* **WHAT NEEDS TO BE DONE**: Copy every line in the records below that contains the word "Certificate".

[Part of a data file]
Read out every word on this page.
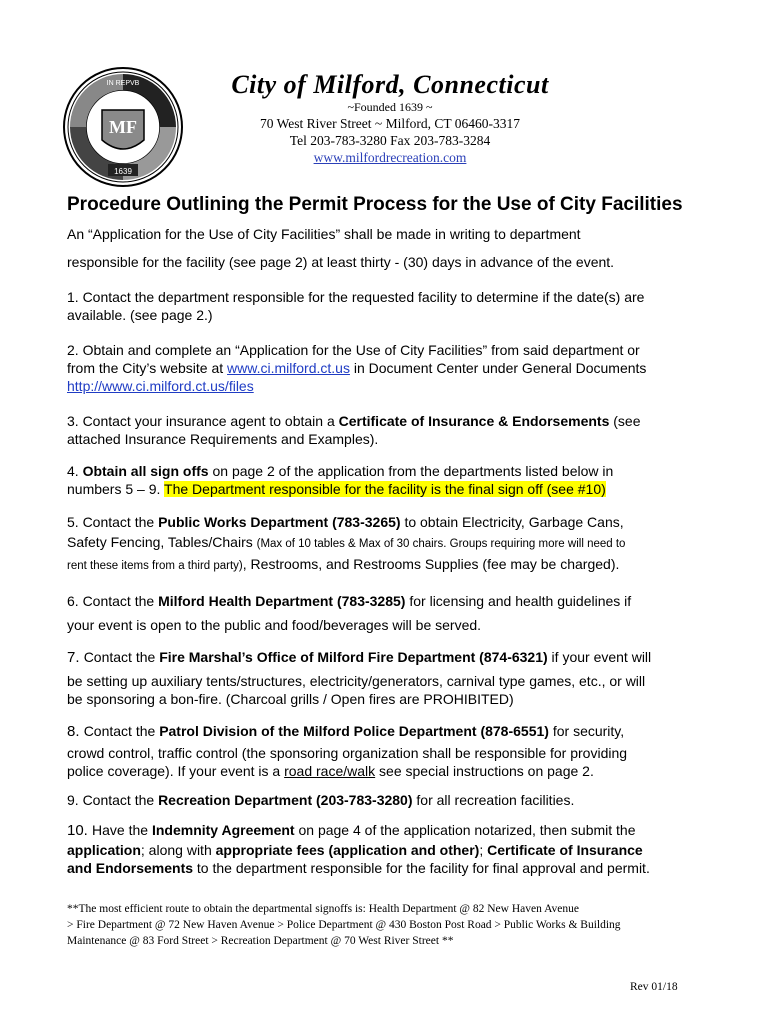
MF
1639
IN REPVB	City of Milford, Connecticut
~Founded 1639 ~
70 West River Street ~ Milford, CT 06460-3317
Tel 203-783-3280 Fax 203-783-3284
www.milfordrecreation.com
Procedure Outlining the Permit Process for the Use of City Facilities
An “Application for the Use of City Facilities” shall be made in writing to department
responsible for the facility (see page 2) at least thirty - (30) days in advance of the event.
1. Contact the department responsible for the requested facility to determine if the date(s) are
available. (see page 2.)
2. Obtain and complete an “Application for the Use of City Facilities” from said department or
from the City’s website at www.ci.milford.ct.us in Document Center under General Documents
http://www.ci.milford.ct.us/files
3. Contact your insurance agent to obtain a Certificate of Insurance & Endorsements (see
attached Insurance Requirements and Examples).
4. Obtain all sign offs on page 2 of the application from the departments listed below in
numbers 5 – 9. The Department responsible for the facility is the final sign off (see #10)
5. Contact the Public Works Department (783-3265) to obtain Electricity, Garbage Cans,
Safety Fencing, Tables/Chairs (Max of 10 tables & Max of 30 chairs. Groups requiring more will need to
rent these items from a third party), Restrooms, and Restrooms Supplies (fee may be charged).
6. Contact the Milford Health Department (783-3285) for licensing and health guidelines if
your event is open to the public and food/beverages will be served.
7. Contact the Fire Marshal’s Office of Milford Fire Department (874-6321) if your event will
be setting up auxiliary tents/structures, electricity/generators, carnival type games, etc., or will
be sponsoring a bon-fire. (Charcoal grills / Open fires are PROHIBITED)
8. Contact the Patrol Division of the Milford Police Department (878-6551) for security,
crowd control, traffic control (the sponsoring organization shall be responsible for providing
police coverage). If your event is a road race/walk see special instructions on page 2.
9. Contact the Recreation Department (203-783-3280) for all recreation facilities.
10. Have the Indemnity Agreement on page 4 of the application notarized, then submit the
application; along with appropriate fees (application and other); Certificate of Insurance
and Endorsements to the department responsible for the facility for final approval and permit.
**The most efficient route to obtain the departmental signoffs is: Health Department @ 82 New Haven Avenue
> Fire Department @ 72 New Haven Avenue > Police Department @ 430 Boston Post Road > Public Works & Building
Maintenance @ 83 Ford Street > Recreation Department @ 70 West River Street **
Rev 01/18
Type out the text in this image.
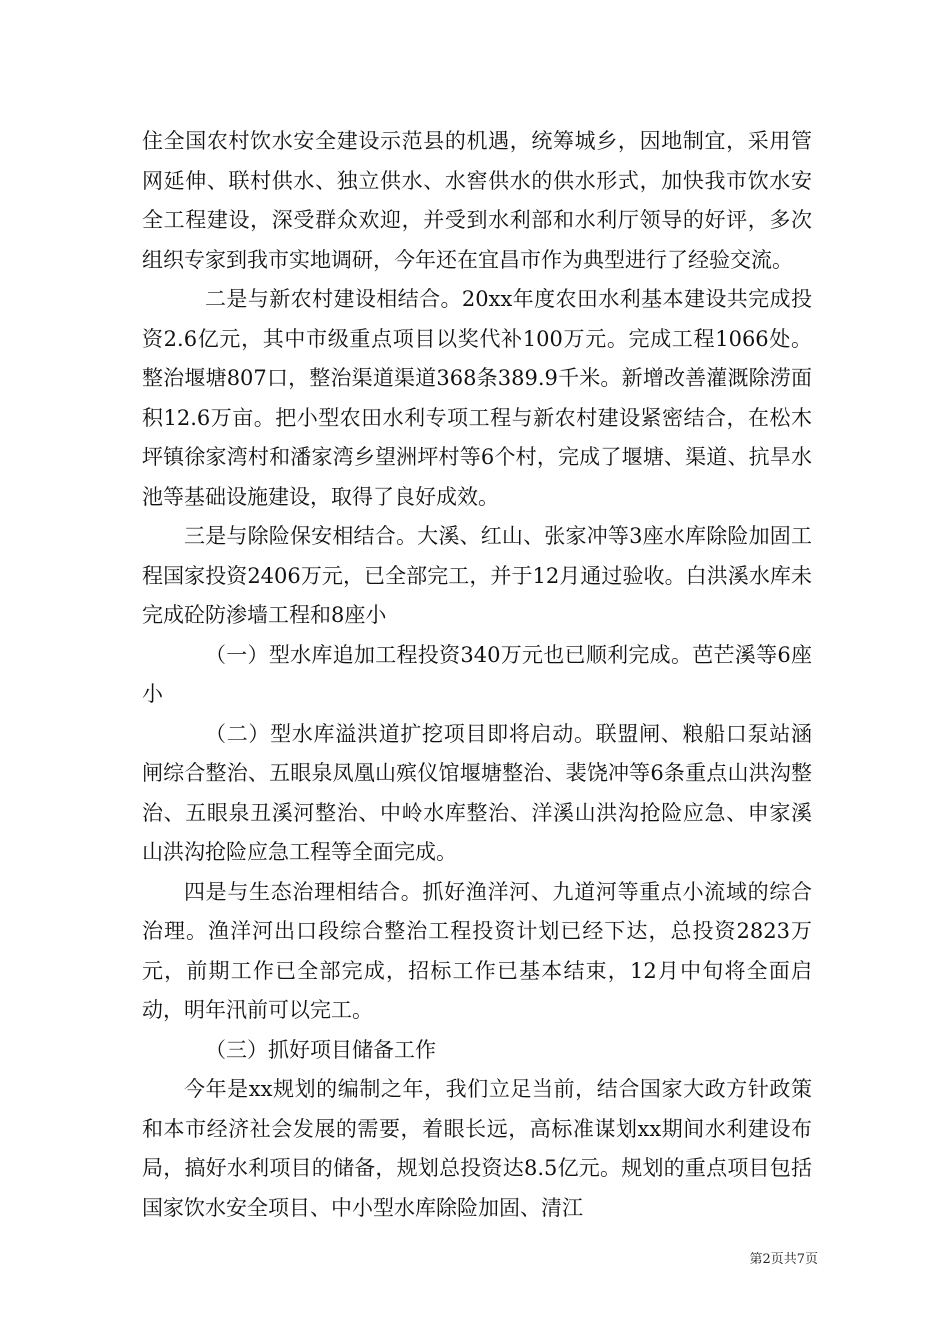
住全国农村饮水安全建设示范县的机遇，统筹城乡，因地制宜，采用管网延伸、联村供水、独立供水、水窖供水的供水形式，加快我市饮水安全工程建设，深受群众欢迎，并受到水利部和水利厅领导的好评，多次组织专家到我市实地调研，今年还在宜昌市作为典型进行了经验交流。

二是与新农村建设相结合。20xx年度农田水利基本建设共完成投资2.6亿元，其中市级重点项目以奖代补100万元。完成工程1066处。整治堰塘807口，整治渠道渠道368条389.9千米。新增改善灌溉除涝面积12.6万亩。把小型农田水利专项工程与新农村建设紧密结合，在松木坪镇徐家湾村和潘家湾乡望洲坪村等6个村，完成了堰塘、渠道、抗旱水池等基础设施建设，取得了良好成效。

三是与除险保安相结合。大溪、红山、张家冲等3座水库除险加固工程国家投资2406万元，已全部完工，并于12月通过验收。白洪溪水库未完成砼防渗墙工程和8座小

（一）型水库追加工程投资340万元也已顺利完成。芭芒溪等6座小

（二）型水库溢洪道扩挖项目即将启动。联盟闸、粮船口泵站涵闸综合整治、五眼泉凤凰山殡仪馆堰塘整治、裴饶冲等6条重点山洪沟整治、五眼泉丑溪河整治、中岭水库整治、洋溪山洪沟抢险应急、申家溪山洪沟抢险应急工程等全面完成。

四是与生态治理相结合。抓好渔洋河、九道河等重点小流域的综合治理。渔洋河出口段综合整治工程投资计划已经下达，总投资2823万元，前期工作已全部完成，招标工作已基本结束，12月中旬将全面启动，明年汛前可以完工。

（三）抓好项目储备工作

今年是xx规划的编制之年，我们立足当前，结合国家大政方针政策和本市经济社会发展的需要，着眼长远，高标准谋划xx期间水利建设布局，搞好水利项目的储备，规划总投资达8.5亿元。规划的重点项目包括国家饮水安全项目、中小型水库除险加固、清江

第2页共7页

---

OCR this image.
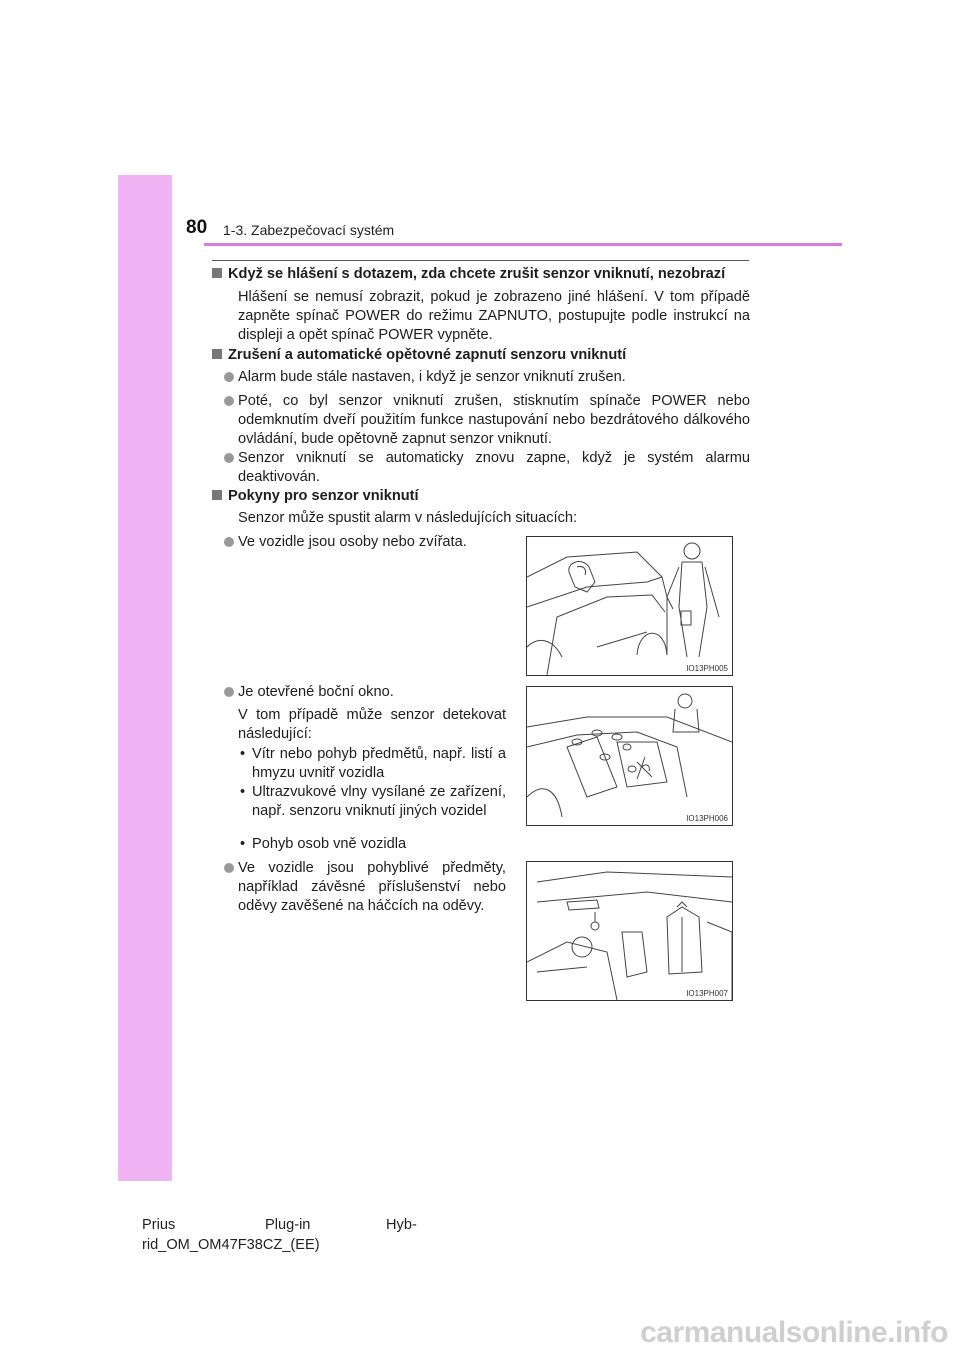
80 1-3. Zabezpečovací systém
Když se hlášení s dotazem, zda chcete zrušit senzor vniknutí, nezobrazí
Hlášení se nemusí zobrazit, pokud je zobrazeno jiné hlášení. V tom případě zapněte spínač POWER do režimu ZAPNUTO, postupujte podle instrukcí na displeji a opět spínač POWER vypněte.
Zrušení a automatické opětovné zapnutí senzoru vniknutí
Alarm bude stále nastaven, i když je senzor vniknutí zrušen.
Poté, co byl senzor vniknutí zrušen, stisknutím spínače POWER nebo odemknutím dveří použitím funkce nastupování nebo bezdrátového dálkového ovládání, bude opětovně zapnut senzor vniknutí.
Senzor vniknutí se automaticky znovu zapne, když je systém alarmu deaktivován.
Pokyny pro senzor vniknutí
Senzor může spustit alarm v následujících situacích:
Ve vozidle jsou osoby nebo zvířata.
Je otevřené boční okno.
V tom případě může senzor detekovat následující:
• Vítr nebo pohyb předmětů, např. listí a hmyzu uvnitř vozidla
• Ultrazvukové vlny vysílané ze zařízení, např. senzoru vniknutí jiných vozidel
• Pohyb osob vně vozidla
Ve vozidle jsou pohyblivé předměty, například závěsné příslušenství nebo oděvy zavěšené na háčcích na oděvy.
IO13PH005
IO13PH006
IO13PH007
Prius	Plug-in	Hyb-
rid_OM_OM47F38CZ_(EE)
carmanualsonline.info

* **COMPLETED EXERCISE**:
3. Contact your insurance agent to obtain a Certificate of Insurance & Endorsements (see
application; along with appropriate fees (application and other); Certificate of Insurance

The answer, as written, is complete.